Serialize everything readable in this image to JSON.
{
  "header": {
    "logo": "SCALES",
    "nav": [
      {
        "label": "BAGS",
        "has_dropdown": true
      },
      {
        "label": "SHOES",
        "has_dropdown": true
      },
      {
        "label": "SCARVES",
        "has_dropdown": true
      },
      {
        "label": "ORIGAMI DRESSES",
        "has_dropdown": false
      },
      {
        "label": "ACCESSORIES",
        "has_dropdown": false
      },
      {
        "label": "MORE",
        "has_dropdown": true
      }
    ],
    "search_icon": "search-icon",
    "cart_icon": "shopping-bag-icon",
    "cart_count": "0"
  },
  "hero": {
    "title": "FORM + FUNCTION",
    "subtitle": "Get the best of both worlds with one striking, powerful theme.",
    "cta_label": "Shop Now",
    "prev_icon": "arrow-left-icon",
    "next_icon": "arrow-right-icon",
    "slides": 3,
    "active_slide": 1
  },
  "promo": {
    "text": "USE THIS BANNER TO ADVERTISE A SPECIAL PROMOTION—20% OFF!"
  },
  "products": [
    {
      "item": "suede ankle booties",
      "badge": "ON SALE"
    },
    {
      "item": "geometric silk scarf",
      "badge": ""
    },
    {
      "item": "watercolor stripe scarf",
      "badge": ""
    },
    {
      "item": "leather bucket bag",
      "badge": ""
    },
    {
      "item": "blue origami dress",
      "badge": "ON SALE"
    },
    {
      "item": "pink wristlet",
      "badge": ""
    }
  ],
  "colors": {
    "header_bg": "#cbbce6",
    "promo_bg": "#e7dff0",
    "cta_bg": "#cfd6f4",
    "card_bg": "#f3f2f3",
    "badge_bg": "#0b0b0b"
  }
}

□ □ □ □ □ □ □

■ **SET TASK**
Return the material exactly as it stands.

■ **THE REPLY**
Serialize everything readable in this image to JSON.
{
  "header": {
    "logo": "SCALES",
    "nav": [
      {
        "label": "BAGS",
        "has_dropdown": true
      },
      {
        "label": "SHOES",
        "has_dropdown": true
      },
      {
        "label": "SCARVES",
        "has_dropdown": true
      },
      {
        "label": "ORIGAMI DRESSES",
        "has_dropdown": false
      },
      {
        "label": "ACCESSORIES",
        "has_dropdown": false
      },
      {
        "label": "MORE",
        "has_dropdown": true
      }
    ],
    "search_icon": "search-icon",
    "cart_icon": "shopping-bag-icon",
    "cart_count": "0"
  },
  "hero": {
    "title": "FORM + FUNCTION",
    "subtitle": "Get the best of both worlds with one striking, powerful theme.",
    "cta_label": "Shop Now",
    "prev_icon": "arrow-left-icon",
    "next_icon": "arrow-right-icon",
    "slides": 3,
    "active_slide": 1
  },
  "promo": {
    "text": "USE THIS BANNER TO ADVERTISE A SPECIAL PROMOTION—20% OFF!"
  },
  "products": [
    {
      "item": "suede ankle booties",
      "badge": "ON SALE"
    },
    {
      "item": "geometric silk scarf",
      "badge": ""
    },
    {
      "item": "watercolor stripe scarf",
      "badge": ""
    },
    {
      "item": "leather bucket bag",
      "badge": ""
    },
    {
      "item": "blue origami dress",
      "badge": "ON SALE"
    },
    {
      "item": "pink wristlet",
      "badge": ""
    }
  ],
  "colors": {
    "header_bg": "#cbbce6",
    "promo_bg": "#e7dff0",
    "cta_bg": "#cfd6f4",
    "card_bg": "#f3f2f3",
    "badge_bg": "#0b0b0b"
  }
}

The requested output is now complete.